Collected data
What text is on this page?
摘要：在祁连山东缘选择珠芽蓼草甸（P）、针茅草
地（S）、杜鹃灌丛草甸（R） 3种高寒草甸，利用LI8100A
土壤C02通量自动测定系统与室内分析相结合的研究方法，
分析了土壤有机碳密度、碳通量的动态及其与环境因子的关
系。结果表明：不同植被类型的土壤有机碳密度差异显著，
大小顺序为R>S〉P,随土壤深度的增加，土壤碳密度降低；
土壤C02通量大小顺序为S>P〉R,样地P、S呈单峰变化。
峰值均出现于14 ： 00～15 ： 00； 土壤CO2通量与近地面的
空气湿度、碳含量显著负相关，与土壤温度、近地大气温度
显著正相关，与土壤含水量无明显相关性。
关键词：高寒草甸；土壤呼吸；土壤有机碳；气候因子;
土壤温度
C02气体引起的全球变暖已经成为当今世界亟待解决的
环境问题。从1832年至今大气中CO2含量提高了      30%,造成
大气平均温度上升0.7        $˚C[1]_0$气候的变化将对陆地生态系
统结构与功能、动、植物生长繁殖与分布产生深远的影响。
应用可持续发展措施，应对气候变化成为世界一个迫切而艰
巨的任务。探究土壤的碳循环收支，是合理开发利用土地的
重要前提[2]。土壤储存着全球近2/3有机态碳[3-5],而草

REQUIRED WORK: Write the entries again, exactly as they stand.

IN RESPONSE:
What text is on this page?
摘要：在祁连山东缘选择珠芽蓼草甸（P）、针茅草
地（S）、杜鹃灌丛草甸（R） 3种高寒草甸，利用LI8100A
土壤C02通量自动测定系统与室内分析相结合的研究方法，
分析了土壤有机碳密度、碳通量的动态及其与环境因子的关
系。结果表明：不同植被类型的土壤有机碳密度差异显著，
大小顺序为R>S〉P,随土壤深度的增加，土壤碳密度降低；
土壤C02通量大小顺序为S>P〉R,样地P、S呈单峰变化。
峰值均出现于14 ： 00～15 ： 00； 土壤CO2通量与近地面的
空气湿度、碳含量显著负相关，与土壤温度、近地大气温度
显著正相关，与土壤含水量无明显相关性。
关键词：高寒草甸；土壤呼吸；土壤有机碳；气候因子;
土壤温度
C02气体引起的全球变暖已经成为当今世界亟待解决的
环境问题。从1832年至今大气中CO2含量提高了      30%,造成
大气平均温度上升0.7        $˚C[1]_0$气候的变化将对陆地生态系
统结构与功能、动、植物生长繁殖与分布产生深远的影响。
应用可持续发展措施，应对气候变化成为世界一个迫切而艰
巨的任务。探究土壤的碳循环收支，是合理开发利用土地的
重要前提[2]。土壤储存着全球近2/3有机态碳[3-5],而草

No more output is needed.